===== DATASET CONTENT
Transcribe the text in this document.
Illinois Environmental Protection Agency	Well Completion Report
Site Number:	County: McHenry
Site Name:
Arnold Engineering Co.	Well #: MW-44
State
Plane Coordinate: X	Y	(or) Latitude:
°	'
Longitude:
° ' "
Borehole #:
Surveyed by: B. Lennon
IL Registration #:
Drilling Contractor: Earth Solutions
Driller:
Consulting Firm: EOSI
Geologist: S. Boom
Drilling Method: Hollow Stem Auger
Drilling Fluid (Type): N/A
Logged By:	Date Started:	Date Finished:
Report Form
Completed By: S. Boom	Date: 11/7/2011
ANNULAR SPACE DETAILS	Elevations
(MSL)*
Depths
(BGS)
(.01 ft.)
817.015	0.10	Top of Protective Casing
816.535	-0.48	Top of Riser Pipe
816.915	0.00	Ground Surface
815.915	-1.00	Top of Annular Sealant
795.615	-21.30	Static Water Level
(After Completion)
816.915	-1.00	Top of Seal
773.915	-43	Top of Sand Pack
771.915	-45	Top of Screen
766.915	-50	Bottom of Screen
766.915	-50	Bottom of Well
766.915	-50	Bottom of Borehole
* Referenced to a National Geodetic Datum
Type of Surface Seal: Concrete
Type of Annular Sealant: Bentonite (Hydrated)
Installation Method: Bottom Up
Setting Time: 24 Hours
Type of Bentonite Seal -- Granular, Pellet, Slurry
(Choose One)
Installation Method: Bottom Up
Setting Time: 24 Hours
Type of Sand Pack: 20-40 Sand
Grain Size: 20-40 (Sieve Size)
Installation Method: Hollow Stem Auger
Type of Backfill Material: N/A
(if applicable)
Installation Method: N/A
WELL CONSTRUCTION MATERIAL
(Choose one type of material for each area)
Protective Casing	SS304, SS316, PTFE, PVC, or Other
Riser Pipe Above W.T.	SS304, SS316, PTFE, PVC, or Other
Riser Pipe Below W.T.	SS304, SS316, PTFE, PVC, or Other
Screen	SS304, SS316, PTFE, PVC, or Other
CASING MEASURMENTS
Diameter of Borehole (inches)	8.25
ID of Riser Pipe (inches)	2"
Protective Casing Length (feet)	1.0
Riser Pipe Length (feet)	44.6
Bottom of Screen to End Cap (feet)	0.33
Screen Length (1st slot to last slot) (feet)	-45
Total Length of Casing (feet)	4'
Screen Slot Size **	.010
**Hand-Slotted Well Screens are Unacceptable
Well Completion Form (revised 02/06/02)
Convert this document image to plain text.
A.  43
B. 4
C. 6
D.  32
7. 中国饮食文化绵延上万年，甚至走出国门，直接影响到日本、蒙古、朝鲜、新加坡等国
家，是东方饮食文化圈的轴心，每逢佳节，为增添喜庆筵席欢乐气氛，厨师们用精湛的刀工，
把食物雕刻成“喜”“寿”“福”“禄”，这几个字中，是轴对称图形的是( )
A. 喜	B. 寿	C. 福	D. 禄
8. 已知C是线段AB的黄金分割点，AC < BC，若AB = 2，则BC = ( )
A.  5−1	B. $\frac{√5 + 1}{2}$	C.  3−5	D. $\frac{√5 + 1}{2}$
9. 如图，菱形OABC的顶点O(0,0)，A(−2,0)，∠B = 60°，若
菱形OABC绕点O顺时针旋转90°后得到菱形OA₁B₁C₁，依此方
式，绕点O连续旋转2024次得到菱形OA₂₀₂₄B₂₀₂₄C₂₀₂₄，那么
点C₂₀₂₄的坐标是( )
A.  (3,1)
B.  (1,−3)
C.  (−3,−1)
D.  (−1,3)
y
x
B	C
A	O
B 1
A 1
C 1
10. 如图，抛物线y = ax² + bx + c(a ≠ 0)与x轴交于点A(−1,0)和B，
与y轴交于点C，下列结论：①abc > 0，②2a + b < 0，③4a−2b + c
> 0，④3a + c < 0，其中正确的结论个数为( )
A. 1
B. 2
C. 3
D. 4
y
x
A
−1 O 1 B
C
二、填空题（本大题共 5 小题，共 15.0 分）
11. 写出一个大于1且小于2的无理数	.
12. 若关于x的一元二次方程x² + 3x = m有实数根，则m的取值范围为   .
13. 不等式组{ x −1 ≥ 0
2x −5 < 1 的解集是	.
==========
→ EXERCISE GOAL
Output all of the data again. Match it exactly.

→ CORRECT OUTPUT
Transcribe the text in this document.
Illinois Environmental Protection Agency	Well Completion Report
Site Number:	County: McHenry
Site Name:
Arnold Engineering Co.	Well #: MW-44
State
Plane Coordinate: X	Y	(or) Latitude:
°	'
Longitude:
° ' "
Borehole #:
Surveyed by: B. Lennon
IL Registration #:
Drilling Contractor: Earth Solutions
Driller:
Consulting Firm: EOSI
Geologist: S. Boom
Drilling Method: Hollow Stem Auger
Drilling Fluid (Type): N/A
Logged By:	Date Started:	Date Finished:
Report Form
Completed By: S. Boom	Date: 11/7/2011
ANNULAR SPACE DETAILS	Elevations
(MSL)*
Depths
(BGS)
(.01 ft.)
817.015	0.10	Top of Protective Casing
816.535	-0.48	Top of Riser Pipe
816.915	0.00	Ground Surface
815.915	-1.00	Top of Annular Sealant
795.615	-21.30	Static Water Level
(After Completion)
816.915	-1.00	Top of Seal
773.915	-43	Top of Sand Pack
771.915	-45	Top of Screen
766.915	-50	Bottom of Screen
766.915	-50	Bottom of Well
766.915	-50	Bottom of Borehole
* Referenced to a National Geodetic Datum
Type of Surface Seal: Concrete
Type of Annular Sealant: Bentonite (Hydrated)
Installation Method: Bottom Up
Setting Time: 24 Hours
Type of Bentonite Seal -- Granular, Pellet, Slurry
(Choose One)
Installation Method: Bottom Up
Setting Time: 24 Hours
Type of Sand Pack: 20-40 Sand
Grain Size: 20-40 (Sieve Size)
Installation Method: Hollow Stem Auger
Type of Backfill Material: N/A
(if applicable)
Installation Method: N/A
WELL CONSTRUCTION MATERIAL
(Choose one type of material for each area)
Protective Casing	SS304, SS316, PTFE, PVC, or Other
Riser Pipe Above W.T.	SS304, SS316, PTFE, PVC, or Other
Riser Pipe Below W.T.	SS304, SS316, PTFE, PVC, or Other
Screen	SS304, SS316, PTFE, PVC, or Other
CASING MEASURMENTS
Diameter of Borehole (inches)	8.25
ID of Riser Pipe (inches)	2"
Protective Casing Length (feet)	1.0
Riser Pipe Length (feet)	44.6
Bottom of Screen to End Cap (feet)	0.33
Screen Length (1st slot to last slot) (feet)	-45
Total Length of Casing (feet)	4'
Screen Slot Size **	.010
**Hand-Slotted Well Screens are Unacceptable
Well Completion Form (revised 02/06/02)
Convert this document image to plain text.
A.  43
B. 4
C. 6
D.  32
7. 中国饮食文化绵延上万年，甚至走出国门，直接影响到日本、蒙古、朝鲜、新加坡等国
家，是东方饮食文化圈的轴心，每逢佳节，为增添喜庆筵席欢乐气氛，厨师们用精湛的刀工，
把食物雕刻成“喜”“寿”“福”“禄”，这几个字中，是轴对称图形的是( )
A. 喜	B. 寿	C. 福	D. 禄
8. 已知C是线段AB的黄金分割点，AC < BC，若AB = 2，则BC = ( )
A.  5−1	B. $\frac{√5 + 1}{2}$	C.  3−5	D. $\frac{√5 + 1}{2}$
9. 如图，菱形OABC的顶点O(0,0)，A(−2,0)，∠B = 60°，若
菱形OABC绕点O顺时针旋转90°后得到菱形OA₁B₁C₁，依此方
式，绕点O连续旋转2024次得到菱形OA₂₀₂₄B₂₀₂₄C₂₀₂₄，那么
点C₂₀₂₄的坐标是( )
A.  (3,1)
B.  (1,−3)
C.  (−3,−1)
D.  (−1,3)
y
x
B	C
A	O
B 1
A 1
C 1
10. 如图，抛物线y = ax² + bx + c(a ≠ 0)与x轴交于点A(−1,0)和B，
与y轴交于点C，下列结论：①abc > 0，②2a + b < 0，③4a−2b + c
> 0，④3a + c < 0，其中正确的结论个数为( )
A. 1
B. 2
C. 3
D. 4
y
x
A
−1 O 1 B
C
二、填空题（本大题共 5 小题，共 15.0 分）
11. 写出一个大于1且小于2的无理数	.
12. 若关于x的一元二次方程x² + 3x = m有实数根，则m的取值范围为   .
13. 不等式组{ x −1 ≥ 0
2x −5 < 1 的解集是	.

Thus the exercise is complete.